What you have to do: Gather every line in the items below that contains the string "aromas". Letter case counts.

(Annotations of layout elements)
* * * * *

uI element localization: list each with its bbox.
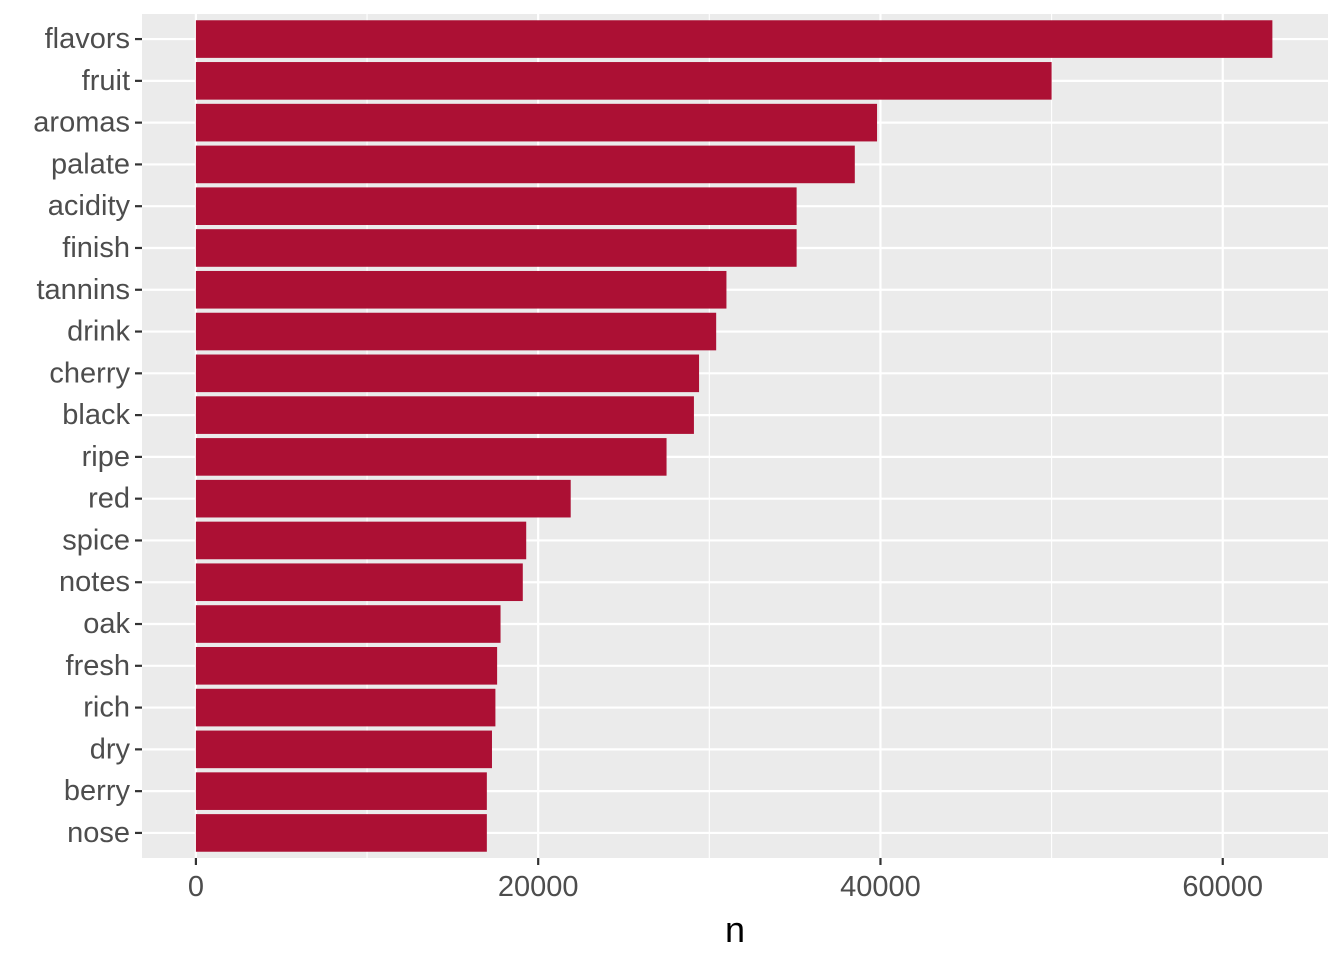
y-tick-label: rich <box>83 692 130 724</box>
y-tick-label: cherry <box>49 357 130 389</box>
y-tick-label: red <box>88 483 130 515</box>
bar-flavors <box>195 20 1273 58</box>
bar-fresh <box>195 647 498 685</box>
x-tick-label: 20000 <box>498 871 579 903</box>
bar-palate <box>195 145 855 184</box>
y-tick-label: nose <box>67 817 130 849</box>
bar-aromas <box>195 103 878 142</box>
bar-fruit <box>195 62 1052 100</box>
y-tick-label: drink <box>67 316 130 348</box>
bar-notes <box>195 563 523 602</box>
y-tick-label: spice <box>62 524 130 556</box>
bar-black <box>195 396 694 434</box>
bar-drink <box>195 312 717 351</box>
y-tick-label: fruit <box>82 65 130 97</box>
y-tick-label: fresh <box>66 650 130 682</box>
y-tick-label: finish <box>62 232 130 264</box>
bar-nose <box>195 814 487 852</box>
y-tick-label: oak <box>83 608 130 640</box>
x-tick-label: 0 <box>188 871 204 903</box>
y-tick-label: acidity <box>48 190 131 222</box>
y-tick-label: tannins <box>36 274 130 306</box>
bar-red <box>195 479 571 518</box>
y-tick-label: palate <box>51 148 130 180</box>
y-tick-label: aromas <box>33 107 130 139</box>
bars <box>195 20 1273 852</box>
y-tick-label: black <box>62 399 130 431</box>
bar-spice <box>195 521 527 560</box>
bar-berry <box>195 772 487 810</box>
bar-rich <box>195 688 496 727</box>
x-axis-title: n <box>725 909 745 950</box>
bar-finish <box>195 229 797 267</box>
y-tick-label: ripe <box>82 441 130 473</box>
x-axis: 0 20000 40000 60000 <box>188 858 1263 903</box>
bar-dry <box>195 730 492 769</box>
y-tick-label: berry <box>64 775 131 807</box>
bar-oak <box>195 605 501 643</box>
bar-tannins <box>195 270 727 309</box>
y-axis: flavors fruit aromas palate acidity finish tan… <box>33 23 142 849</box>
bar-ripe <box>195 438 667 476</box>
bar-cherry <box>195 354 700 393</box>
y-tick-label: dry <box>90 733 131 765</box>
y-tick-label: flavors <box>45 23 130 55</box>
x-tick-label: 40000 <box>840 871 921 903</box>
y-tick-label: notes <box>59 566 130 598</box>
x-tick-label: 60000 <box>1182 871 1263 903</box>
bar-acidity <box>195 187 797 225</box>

* * * * *

Response:
bar-aromas <box>195 103 878 142</box>
y-tick-label: aromas <box>33 107 130 139</box>
y-axis: flavors fruit aromas palate acidity finish tan… <box>33 23 142 849</box>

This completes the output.